## YOUR GOAL
Identify all lines below that hold "Fender" and collect them.

## TASK INPUTS
__________________________________________________
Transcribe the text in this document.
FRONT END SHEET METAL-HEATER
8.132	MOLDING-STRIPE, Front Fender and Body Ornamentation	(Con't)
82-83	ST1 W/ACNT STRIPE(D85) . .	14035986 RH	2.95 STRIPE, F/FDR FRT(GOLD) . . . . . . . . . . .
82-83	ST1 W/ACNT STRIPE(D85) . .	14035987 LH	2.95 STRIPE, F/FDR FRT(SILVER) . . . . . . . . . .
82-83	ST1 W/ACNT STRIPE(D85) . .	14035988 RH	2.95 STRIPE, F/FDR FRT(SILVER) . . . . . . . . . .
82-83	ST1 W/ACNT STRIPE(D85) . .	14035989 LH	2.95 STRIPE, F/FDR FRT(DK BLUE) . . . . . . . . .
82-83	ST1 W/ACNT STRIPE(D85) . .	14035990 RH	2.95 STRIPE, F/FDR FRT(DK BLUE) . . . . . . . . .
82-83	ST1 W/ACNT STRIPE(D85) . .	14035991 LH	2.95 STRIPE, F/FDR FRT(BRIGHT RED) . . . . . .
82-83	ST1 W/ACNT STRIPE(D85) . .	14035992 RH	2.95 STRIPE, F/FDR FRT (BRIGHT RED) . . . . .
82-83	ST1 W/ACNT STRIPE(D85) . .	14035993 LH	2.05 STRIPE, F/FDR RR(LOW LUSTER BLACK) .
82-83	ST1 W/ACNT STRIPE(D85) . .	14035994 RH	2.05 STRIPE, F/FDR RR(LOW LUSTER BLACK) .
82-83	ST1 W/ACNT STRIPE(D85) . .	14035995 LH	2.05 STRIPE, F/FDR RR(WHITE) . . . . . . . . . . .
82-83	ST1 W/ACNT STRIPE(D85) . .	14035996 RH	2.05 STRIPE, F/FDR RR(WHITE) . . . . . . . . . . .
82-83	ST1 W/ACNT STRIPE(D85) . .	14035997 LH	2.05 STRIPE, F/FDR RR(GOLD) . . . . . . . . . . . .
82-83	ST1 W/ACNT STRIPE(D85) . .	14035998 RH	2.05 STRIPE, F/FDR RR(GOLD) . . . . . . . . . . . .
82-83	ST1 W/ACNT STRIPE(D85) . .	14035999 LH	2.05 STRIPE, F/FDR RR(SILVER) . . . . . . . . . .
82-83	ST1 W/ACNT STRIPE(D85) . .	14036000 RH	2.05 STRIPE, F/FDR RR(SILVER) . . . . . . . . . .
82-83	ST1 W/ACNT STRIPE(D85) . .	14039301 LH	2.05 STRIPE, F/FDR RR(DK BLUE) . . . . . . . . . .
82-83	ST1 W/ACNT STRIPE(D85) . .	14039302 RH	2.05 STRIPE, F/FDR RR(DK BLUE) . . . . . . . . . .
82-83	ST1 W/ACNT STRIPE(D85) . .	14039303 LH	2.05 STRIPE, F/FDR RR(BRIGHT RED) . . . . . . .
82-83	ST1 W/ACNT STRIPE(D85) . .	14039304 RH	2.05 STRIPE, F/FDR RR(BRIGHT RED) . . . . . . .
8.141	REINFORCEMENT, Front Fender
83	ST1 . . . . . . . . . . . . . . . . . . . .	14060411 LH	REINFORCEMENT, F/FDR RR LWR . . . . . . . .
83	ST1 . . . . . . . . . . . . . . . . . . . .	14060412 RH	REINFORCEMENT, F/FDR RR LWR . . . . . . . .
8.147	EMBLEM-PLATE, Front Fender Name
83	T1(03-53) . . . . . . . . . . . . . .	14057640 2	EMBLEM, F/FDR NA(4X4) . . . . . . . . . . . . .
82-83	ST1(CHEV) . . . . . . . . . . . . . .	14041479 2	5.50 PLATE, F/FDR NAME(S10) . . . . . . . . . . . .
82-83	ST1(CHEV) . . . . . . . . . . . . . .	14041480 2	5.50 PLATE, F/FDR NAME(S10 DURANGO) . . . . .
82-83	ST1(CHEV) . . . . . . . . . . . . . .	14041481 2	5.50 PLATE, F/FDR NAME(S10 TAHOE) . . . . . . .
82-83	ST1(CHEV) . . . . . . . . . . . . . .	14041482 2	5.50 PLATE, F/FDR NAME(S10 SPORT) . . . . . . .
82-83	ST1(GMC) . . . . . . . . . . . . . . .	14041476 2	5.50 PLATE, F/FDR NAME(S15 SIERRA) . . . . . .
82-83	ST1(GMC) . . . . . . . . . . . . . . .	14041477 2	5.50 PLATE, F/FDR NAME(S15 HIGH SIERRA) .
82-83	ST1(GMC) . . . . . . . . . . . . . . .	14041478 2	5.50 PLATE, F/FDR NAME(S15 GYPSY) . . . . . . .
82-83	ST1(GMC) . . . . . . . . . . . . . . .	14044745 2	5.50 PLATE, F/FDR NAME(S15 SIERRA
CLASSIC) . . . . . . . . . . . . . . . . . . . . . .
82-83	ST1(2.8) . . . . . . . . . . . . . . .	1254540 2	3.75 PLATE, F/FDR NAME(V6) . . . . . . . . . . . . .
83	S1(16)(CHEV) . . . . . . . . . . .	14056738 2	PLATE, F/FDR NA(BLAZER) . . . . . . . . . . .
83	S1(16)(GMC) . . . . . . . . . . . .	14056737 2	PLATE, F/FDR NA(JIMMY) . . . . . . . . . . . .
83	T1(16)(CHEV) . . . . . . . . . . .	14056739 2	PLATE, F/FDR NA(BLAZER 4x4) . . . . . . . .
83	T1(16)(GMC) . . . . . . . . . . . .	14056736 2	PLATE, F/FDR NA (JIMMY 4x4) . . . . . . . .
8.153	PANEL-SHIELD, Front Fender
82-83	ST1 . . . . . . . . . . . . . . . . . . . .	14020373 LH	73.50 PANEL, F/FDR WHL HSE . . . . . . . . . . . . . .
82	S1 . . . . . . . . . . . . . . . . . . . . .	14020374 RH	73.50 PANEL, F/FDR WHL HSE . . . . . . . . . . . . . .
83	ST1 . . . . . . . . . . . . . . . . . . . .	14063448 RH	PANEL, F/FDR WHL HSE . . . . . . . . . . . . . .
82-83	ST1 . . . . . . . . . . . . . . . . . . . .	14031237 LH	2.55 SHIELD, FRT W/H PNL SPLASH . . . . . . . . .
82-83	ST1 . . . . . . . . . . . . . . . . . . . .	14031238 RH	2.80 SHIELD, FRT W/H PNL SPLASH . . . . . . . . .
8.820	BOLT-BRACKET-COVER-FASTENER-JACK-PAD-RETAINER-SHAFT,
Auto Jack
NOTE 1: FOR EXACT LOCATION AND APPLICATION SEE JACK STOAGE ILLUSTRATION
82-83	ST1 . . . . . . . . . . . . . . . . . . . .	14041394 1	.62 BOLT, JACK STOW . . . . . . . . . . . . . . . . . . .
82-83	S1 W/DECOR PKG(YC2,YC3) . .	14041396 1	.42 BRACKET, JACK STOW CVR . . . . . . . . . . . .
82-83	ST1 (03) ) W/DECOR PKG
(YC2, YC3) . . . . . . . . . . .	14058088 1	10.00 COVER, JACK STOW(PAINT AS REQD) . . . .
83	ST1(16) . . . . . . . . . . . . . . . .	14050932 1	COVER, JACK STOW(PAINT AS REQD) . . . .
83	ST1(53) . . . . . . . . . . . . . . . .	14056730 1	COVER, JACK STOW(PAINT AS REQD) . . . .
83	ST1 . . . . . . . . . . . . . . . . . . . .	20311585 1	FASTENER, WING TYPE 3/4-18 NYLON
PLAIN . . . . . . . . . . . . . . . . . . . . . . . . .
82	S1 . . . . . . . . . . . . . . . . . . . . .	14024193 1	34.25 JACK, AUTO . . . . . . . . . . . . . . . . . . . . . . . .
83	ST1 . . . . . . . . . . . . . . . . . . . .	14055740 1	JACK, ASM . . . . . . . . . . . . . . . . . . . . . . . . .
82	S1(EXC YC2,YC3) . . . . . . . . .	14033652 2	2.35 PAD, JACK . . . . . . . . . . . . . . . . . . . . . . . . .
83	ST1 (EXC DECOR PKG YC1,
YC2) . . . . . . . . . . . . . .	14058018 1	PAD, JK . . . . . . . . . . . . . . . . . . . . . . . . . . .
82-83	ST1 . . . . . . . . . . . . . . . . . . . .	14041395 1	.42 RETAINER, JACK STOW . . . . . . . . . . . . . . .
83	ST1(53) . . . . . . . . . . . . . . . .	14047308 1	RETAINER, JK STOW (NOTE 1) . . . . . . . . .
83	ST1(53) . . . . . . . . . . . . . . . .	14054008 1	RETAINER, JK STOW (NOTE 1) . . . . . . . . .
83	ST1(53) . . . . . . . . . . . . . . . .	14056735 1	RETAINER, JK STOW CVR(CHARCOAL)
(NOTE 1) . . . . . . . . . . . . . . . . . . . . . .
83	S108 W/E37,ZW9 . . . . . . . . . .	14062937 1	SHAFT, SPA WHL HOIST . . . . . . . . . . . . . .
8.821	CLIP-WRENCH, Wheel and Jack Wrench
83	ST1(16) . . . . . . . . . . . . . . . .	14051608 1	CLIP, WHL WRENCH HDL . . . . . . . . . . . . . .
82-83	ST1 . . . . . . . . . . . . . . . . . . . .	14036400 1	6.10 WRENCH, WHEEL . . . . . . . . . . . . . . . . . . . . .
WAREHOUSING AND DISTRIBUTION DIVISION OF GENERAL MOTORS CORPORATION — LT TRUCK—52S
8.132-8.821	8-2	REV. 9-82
__________________________________________________
## RIGHT ANSWER
8.132	MOLDING-STRIPE, Front Fender and Body Ornamentation	(Con't)
8.141	REINFORCEMENT, Front Fender
8.147	EMBLEM-PLATE, Front Fender Name
8.153	PANEL-SHIELD, Front Fender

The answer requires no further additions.